Directions: Display every line below that contains the string "caption".
_ _ _
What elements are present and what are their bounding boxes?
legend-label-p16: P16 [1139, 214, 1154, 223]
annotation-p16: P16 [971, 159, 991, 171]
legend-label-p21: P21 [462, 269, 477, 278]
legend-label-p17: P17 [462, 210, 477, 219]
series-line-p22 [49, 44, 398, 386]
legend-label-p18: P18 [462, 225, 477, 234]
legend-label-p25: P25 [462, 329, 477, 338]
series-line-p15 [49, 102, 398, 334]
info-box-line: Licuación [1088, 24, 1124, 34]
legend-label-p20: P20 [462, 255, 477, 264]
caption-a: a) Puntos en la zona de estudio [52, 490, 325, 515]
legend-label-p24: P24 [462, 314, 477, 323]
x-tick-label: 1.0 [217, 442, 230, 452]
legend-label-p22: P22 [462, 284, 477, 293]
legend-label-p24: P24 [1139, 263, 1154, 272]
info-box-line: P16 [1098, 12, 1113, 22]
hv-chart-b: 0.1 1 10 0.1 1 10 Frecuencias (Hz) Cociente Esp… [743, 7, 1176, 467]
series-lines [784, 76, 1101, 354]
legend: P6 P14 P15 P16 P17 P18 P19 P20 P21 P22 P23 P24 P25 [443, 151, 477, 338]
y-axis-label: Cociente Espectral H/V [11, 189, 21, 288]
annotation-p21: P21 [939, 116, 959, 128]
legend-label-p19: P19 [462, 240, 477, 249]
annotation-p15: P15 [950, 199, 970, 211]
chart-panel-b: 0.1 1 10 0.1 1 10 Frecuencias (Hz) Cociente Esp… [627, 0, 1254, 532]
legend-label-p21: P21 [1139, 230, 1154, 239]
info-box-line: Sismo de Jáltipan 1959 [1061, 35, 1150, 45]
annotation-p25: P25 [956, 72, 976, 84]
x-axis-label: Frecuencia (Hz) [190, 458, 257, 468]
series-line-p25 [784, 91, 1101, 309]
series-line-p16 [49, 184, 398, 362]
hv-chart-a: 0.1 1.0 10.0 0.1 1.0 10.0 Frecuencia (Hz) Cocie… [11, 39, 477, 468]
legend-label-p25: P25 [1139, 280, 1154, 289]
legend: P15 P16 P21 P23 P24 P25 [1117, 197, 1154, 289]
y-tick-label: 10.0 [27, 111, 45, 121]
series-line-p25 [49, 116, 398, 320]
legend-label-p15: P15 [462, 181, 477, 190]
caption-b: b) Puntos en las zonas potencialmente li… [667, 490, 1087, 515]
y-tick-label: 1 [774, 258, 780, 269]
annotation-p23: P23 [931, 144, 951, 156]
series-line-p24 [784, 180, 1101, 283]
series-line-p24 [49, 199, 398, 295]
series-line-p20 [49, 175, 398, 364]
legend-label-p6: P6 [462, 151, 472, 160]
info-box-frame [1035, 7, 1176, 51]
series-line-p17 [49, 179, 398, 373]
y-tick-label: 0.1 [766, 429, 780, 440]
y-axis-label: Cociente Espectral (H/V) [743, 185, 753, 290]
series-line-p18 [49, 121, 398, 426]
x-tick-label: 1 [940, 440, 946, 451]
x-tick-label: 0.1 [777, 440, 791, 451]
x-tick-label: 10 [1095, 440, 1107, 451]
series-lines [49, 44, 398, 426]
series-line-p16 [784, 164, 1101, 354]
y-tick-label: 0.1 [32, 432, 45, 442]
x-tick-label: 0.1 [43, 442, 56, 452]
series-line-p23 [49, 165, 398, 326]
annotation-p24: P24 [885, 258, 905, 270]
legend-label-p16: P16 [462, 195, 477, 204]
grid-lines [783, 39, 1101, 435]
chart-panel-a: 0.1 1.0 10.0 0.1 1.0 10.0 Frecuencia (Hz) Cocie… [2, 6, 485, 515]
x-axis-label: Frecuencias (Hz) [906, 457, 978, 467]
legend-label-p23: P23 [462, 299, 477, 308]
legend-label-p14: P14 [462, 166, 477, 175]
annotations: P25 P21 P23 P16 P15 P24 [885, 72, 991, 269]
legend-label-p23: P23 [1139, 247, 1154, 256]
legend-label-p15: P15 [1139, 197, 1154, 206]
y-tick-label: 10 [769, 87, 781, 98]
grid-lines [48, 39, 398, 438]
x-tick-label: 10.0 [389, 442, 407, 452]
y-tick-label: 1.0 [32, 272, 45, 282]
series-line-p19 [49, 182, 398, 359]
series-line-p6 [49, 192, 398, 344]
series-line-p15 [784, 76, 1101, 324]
_ _ _
Written solution:
caption-a: a) Puntos en la zona de estudio [52, 490, 325, 515]
caption-b: b) Puntos en las zonas potencialmente li… [667, 490, 1087, 515]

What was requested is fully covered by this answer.